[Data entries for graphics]

□ □ □ □ □

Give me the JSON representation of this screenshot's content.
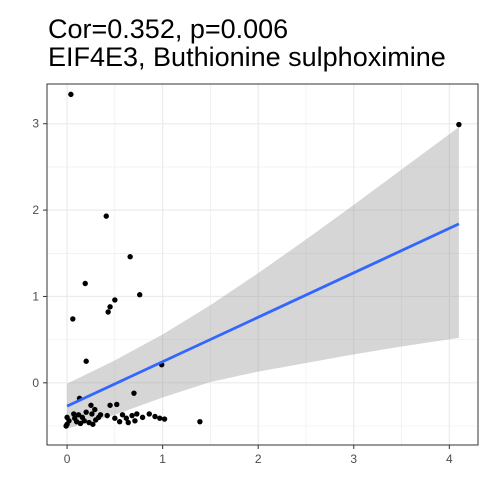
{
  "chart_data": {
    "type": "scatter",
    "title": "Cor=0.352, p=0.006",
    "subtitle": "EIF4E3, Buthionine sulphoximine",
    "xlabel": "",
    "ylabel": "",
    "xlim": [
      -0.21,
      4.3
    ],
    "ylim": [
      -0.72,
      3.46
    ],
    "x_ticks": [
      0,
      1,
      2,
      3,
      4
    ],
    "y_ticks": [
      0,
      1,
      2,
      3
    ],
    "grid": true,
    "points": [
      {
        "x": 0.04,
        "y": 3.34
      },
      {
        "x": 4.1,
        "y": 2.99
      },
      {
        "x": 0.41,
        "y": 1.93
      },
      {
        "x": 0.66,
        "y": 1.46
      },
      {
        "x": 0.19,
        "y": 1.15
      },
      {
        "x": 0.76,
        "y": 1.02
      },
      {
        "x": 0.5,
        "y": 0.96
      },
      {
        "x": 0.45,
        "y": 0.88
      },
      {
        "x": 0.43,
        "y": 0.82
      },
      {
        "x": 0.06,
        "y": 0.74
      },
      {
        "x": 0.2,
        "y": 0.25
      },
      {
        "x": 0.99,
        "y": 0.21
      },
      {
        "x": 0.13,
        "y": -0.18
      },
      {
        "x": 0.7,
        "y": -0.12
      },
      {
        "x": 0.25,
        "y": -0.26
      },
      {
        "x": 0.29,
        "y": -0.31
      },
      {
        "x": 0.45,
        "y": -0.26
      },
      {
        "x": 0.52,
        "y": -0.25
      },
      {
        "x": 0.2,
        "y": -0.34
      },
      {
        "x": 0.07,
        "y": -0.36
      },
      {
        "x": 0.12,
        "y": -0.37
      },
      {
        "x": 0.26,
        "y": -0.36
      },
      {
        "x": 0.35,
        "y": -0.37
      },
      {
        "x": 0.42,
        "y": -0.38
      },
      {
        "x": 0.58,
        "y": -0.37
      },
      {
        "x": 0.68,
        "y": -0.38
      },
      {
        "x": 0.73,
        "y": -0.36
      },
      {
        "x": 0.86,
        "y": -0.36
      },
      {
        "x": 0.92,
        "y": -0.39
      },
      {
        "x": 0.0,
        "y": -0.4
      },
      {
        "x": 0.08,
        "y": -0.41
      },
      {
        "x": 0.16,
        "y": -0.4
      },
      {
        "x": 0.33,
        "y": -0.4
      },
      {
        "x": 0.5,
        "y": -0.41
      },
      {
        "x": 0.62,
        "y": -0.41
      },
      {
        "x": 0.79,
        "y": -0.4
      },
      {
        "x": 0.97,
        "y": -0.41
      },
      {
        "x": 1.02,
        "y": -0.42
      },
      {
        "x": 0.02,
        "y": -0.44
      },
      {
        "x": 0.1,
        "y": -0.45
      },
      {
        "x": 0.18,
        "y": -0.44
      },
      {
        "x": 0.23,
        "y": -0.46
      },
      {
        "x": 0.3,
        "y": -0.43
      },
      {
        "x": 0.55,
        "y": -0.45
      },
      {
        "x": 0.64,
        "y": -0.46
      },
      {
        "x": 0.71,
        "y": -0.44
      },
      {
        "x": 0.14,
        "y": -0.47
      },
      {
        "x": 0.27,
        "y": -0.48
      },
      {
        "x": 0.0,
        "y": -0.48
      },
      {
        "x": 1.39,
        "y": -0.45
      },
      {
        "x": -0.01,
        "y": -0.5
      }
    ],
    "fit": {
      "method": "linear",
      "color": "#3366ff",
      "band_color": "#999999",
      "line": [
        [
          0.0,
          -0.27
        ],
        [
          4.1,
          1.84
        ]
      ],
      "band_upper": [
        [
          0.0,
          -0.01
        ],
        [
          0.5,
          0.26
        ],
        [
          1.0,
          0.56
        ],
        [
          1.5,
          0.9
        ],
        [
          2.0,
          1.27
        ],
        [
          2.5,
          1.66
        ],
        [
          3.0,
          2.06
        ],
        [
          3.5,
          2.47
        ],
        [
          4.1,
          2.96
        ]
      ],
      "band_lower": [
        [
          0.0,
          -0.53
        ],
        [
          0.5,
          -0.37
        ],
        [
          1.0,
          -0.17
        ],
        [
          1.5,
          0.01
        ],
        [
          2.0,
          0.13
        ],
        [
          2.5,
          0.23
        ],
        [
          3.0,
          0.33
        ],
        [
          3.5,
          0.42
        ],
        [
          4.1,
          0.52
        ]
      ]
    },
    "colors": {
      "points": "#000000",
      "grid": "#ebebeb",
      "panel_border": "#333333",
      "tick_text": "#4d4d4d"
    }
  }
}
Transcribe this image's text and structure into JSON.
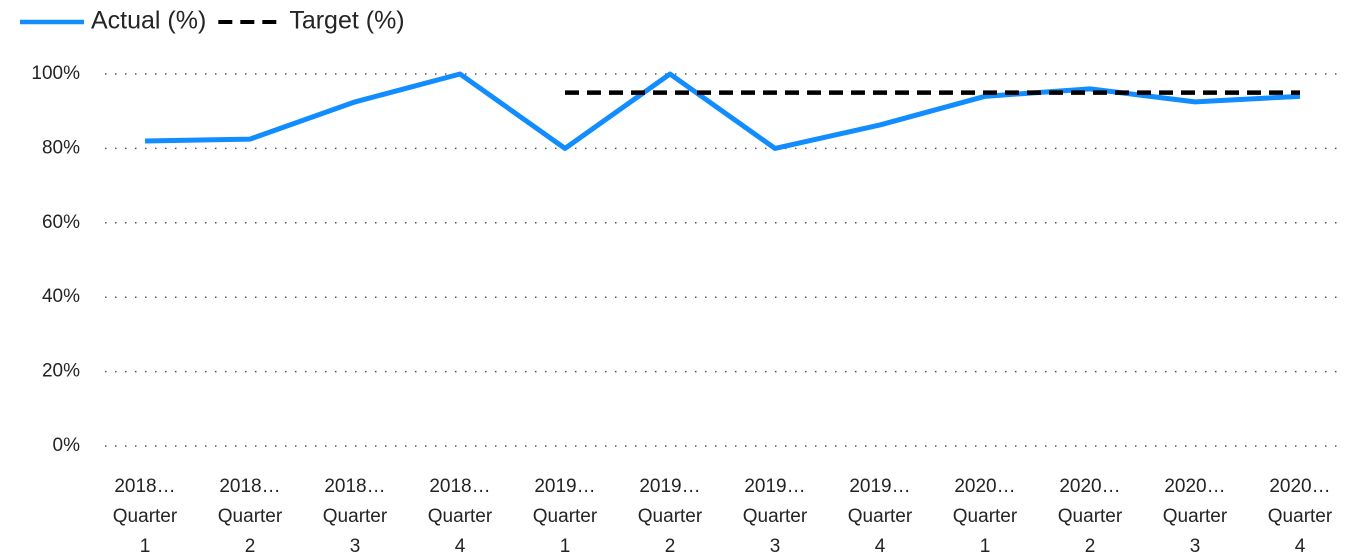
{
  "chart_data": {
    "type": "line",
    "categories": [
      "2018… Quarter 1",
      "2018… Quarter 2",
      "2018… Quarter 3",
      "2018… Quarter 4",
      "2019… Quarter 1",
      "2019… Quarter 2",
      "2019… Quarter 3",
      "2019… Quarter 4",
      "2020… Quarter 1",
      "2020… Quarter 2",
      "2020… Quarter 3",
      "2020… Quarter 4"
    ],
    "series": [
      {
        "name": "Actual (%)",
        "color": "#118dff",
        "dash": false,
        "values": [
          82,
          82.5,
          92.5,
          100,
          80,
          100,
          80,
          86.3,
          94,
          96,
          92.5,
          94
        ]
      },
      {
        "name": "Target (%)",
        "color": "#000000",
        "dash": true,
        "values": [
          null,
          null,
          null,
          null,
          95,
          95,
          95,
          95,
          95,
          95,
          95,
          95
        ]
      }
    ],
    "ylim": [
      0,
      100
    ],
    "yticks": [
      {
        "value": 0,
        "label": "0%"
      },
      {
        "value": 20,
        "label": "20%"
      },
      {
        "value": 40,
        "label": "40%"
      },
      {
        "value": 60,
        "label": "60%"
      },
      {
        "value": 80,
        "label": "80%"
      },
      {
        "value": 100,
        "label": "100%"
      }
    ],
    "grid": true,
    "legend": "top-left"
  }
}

□ □ □ □ □

Direction:
State only the count of lines above that hold the string "Quarter".

Answer for the task:
12